Extracted records

— Begin —

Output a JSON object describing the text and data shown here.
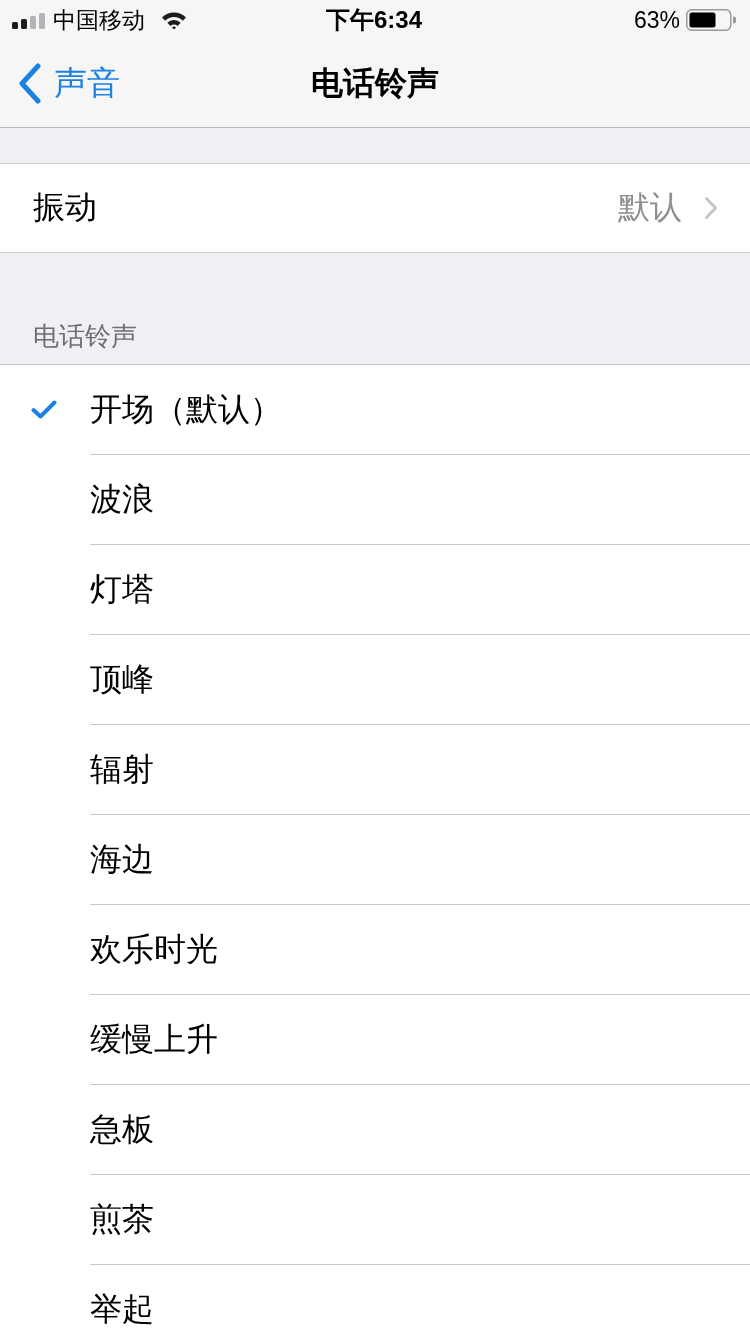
{
  "status_bar": {
    "carrier": "中国移动",
    "time": "下午6:34",
    "battery": "63%"
  },
  "nav_bar": {
    "back": "声音",
    "title": "电话铃声"
  },
  "vibration_row": {
    "label": "振动",
    "value": "默认"
  },
  "ringtone_section": {
    "header": "电话铃声",
    "items": [
      {
        "label": "开场（默认）",
        "selected": true
      },
      {
        "label": "波浪",
        "selected": false
      },
      {
        "label": "灯塔",
        "selected": false
      },
      {
        "label": "顶峰",
        "selected": false
      },
      {
        "label": "辐射",
        "selected": false
      },
      {
        "label": "海边",
        "selected": false
      },
      {
        "label": "欢乐时光",
        "selected": false
      },
      {
        "label": "缓慢上升",
        "selected": false
      },
      {
        "label": "急板",
        "selected": false
      },
      {
        "label": "煎茶",
        "selected": false
      },
      {
        "label": "举起",
        "selected": false
      }
    ]
  }
}
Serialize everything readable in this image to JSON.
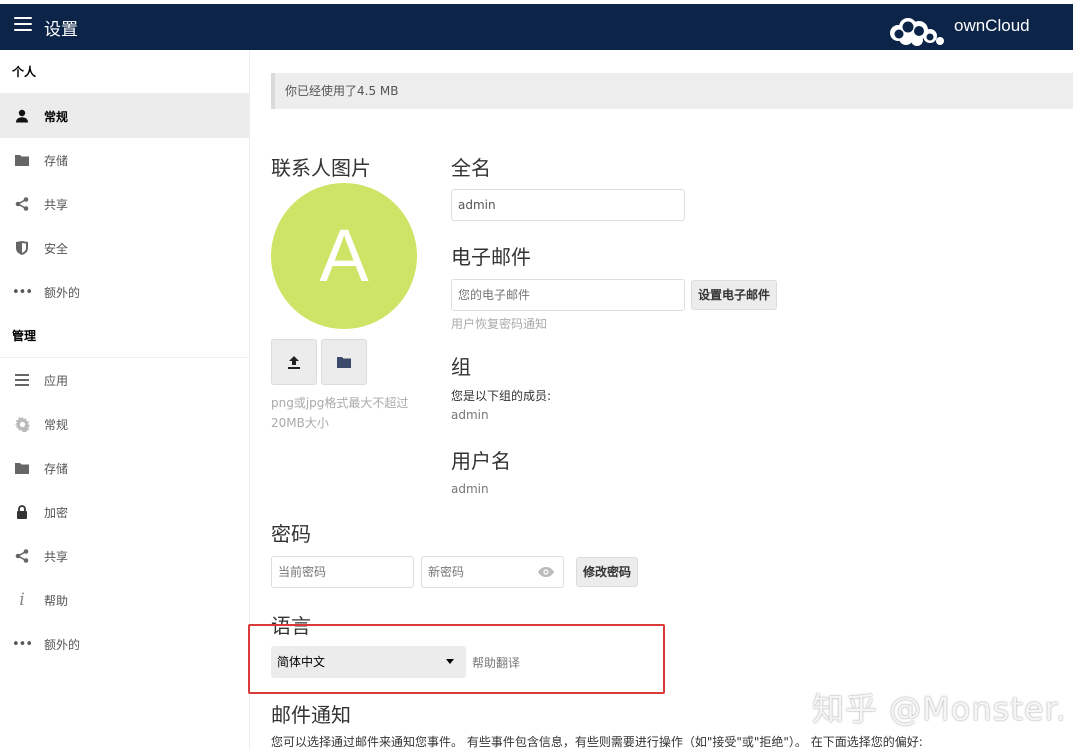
{
  "header": {
    "title": "设置",
    "brand": "ownCloud"
  },
  "sidebar": {
    "personal_section": "个人",
    "personal_items": [
      {
        "label": "常规",
        "icon": "user-icon",
        "active": true
      },
      {
        "label": "存储",
        "icon": "folder-icon"
      },
      {
        "label": "共享",
        "icon": "share-icon"
      },
      {
        "label": "安全",
        "icon": "shield-icon"
      },
      {
        "label": "额外的",
        "icon": "more-icon"
      }
    ],
    "admin_section": "管理",
    "admin_items": [
      {
        "label": "应用",
        "icon": "list-icon"
      },
      {
        "label": "常规",
        "icon": "gear-icon"
      },
      {
        "label": "存储",
        "icon": "folder-icon"
      },
      {
        "label": "加密",
        "icon": "lock-icon"
      },
      {
        "label": "共享",
        "icon": "share-icon"
      },
      {
        "label": "帮助",
        "icon": "info-icon"
      },
      {
        "label": "额外的",
        "icon": "more-icon"
      }
    ]
  },
  "quota": {
    "text": "你已经使用了",
    "amount": "4.5 MB"
  },
  "avatar": {
    "heading": "联系人图片",
    "letter": "A",
    "color": "#cde466",
    "hint": "png或jpg格式最大不超过20MB大小"
  },
  "fullname": {
    "heading": "全名",
    "value": "admin"
  },
  "email": {
    "heading": "电子邮件",
    "placeholder": "您的电子邮件",
    "button": "设置电子邮件",
    "hint": "用户恢复密码通知"
  },
  "groups": {
    "heading": "组",
    "label": "您是以下组的成员:",
    "value": "admin"
  },
  "username": {
    "heading": "用户名",
    "value": "admin"
  },
  "password": {
    "heading": "密码",
    "current_placeholder": "当前密码",
    "new_placeholder": "新密码",
    "button": "修改密码"
  },
  "language": {
    "heading": "语言",
    "selected": "简体中文",
    "help_link": "帮助翻译"
  },
  "notifications": {
    "heading": "邮件通知",
    "description": "您可以选择通过邮件来通知您事件。 有些事件包含信息，有些则需要进行操作（如\"接受\"或\"拒绝\"）。 在下面选择您的偏好:"
  },
  "watermark": "知乎 @Monster.",
  "colors": {
    "topbar": "#0b2448",
    "highlight": "#d93a3a"
  }
}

— End —

#### [Problem to work on]
All records should be output exactly, with the pictures left out.

#### [Written response]
Output a JSON object describing the text and data shown here.
{
  "status_bar": {
    "carrier": "中国移动",
    "time": "下午6:34",
    "battery": "63%"
  },
  "nav_bar": {
    "back": "声音",
    "title": "电话铃声"
  },
  "vibration_row": {
    "label": "振动",
    "value": "默认"
  },
  "ringtone_section": {
    "header": "电话铃声",
    "items": [
      {
        "label": "开场（默认）",
        "selected": true
      },
      {
        "label": "波浪",
        "selected": false
      },
      {
        "label": "灯塔",
        "selected": false
      },
      {
        "label": "顶峰",
        "selected": false
      },
      {
        "label": "辐射",
        "selected": false
      },
      {
        "label": "海边",
        "selected": false
      },
      {
        "label": "欢乐时光",
        "selected": false
      },
      {
        "label": "缓慢上升",
        "selected": false
      },
      {
        "label": "急板",
        "selected": false
      },
      {
        "label": "煎茶",
        "selected": false
      },
      {
        "label": "举起",
        "selected": false
      }
    ]
  }
}
Serialize everything readable in this image to JSON.
{
  "header": {
    "title": "设置",
    "brand": "ownCloud"
  },
  "sidebar": {
    "personal_section": "个人",
    "personal_items": [
      {
        "label": "常规",
        "icon": "user-icon",
        "active": true
      },
      {
        "label": "存储",
        "icon": "folder-icon"
      },
      {
        "label": "共享",
        "icon": "share-icon"
      },
      {
        "label": "安全",
        "icon": "shield-icon"
      },
      {
        "label": "额外的",
        "icon": "more-icon"
      }
    ],
    "admin_section": "管理",
    "admin_items": [
      {
        "label": "应用",
        "icon": "list-icon"
      },
      {
        "label": "常规",
        "icon": "gear-icon"
      },
      {
        "label": "存储",
        "icon": "folder-icon"
      },
      {
        "label": "加密",
        "icon": "lock-icon"
      },
      {
        "label": "共享",
        "icon": "share-icon"
      },
      {
        "label": "帮助",
        "icon": "info-icon"
      },
      {
        "label": "额外的",
        "icon": "more-icon"
      }
    ]
  },
  "quota": {
    "text": "你已经使用了",
    "amount": "4.5 MB"
  },
  "avatar": {
    "heading": "联系人图片",
    "letter": "A",
    "color": "#cde466",
    "hint": "png或jpg格式最大不超过20MB大小"
  },
  "fullname": {
    "heading": "全名",
    "value": "admin"
  },
  "email": {
    "heading": "电子邮件",
    "placeholder": "您的电子邮件",
    "button": "设置电子邮件",
    "hint": "用户恢复密码通知"
  },
  "groups": {
    "heading": "组",
    "label": "您是以下组的成员:",
    "value": "admin"
  },
  "username": {
    "heading": "用户名",
    "value": "admin"
  },
  "password": {
    "heading": "密码",
    "current_placeholder": "当前密码",
    "new_placeholder": "新密码",
    "button": "修改密码"
  },
  "language": {
    "heading": "语言",
    "selected": "简体中文",
    "help_link": "帮助翻译"
  },
  "notifications": {
    "heading": "邮件通知",
    "description": "您可以选择通过邮件来通知您事件。 有些事件包含信息，有些则需要进行操作（如\"接受\"或\"拒绝\"）。 在下面选择您的偏好:"
  },
  "watermark": "知乎 @Monster.",
  "colors": {
    "topbar": "#0b2448",
    "highlight": "#d93a3a"
  }
}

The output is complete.